═════ Data for the task ═════

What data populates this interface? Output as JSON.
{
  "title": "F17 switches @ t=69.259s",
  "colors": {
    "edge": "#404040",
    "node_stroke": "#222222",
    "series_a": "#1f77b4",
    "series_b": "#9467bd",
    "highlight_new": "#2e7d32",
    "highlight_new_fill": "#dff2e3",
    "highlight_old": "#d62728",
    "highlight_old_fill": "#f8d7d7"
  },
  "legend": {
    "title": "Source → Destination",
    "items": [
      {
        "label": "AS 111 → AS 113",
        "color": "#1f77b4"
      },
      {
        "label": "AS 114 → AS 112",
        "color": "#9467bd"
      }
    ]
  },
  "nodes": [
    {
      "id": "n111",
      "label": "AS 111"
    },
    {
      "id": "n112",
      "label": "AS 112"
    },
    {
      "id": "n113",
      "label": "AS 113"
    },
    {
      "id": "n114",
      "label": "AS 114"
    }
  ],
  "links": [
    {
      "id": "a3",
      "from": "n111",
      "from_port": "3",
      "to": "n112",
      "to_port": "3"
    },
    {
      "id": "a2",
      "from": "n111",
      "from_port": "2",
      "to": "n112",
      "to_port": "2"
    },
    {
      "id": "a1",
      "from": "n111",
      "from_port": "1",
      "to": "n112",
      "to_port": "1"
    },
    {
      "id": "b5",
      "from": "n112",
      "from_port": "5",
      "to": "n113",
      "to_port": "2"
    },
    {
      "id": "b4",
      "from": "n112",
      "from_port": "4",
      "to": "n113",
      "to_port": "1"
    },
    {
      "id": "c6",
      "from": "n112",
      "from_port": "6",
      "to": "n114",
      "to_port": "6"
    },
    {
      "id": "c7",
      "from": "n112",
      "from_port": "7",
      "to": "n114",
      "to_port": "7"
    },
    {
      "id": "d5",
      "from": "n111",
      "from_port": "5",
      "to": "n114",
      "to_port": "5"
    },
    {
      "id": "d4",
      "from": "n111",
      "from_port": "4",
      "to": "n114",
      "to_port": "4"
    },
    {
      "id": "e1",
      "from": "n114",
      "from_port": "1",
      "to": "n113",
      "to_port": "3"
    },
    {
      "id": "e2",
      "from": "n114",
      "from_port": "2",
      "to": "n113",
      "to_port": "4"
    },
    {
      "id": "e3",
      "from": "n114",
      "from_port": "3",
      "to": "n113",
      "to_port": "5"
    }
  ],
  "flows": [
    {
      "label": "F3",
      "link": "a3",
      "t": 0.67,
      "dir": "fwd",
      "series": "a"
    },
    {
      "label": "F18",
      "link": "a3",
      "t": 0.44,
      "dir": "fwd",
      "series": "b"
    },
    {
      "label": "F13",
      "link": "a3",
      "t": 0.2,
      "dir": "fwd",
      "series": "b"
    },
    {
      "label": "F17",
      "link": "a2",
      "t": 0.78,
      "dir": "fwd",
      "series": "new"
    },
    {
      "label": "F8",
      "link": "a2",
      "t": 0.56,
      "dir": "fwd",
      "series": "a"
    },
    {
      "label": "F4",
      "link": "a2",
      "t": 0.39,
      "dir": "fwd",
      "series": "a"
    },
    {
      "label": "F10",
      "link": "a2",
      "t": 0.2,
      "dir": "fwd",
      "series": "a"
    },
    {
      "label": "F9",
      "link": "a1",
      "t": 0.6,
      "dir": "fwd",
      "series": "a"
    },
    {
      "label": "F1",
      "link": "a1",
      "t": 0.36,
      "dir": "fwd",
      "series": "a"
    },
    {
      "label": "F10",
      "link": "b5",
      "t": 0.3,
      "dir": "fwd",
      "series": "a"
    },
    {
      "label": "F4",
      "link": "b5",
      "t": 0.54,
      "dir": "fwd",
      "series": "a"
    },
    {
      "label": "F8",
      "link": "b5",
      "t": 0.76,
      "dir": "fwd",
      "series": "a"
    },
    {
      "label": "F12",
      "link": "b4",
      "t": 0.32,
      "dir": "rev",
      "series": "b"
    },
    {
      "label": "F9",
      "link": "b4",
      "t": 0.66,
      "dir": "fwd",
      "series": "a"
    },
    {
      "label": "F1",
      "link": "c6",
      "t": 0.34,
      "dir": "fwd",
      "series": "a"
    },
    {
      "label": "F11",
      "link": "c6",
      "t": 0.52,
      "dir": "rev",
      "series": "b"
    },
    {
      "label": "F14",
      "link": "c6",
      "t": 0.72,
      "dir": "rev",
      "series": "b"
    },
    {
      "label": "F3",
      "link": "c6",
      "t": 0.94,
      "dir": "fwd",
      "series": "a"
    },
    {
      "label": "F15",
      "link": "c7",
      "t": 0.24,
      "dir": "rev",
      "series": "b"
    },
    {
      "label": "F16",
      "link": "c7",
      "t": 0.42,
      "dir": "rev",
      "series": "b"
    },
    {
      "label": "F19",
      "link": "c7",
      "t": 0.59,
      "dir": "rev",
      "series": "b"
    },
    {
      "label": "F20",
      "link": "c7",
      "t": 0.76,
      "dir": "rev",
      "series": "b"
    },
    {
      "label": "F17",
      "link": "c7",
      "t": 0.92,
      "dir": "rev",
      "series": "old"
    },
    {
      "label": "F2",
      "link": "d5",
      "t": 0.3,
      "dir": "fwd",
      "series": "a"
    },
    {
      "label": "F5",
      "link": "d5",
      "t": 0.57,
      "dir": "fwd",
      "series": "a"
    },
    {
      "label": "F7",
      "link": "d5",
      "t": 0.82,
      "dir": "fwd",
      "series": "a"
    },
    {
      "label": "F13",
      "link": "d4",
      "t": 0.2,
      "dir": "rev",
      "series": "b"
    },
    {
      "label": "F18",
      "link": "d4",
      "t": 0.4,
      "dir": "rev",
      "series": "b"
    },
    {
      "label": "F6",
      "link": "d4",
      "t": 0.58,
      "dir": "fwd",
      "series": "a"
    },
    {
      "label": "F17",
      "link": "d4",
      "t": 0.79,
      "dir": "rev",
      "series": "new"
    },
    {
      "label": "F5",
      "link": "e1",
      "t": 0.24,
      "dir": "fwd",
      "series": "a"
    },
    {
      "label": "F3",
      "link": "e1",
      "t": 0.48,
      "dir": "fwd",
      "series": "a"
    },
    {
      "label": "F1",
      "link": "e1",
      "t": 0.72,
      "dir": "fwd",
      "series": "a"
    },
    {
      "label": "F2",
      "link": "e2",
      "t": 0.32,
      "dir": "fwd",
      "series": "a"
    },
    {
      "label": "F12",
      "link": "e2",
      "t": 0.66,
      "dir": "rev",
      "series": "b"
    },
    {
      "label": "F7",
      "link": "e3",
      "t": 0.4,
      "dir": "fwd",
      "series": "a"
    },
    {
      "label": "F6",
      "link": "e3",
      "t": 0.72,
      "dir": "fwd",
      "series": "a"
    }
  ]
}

═════

• Task prompt: Show the lines of the data that hold the word "title".

• Correct result:
  "title": "F17 switches @ t=69.259s",
    "title": "Source → Destination",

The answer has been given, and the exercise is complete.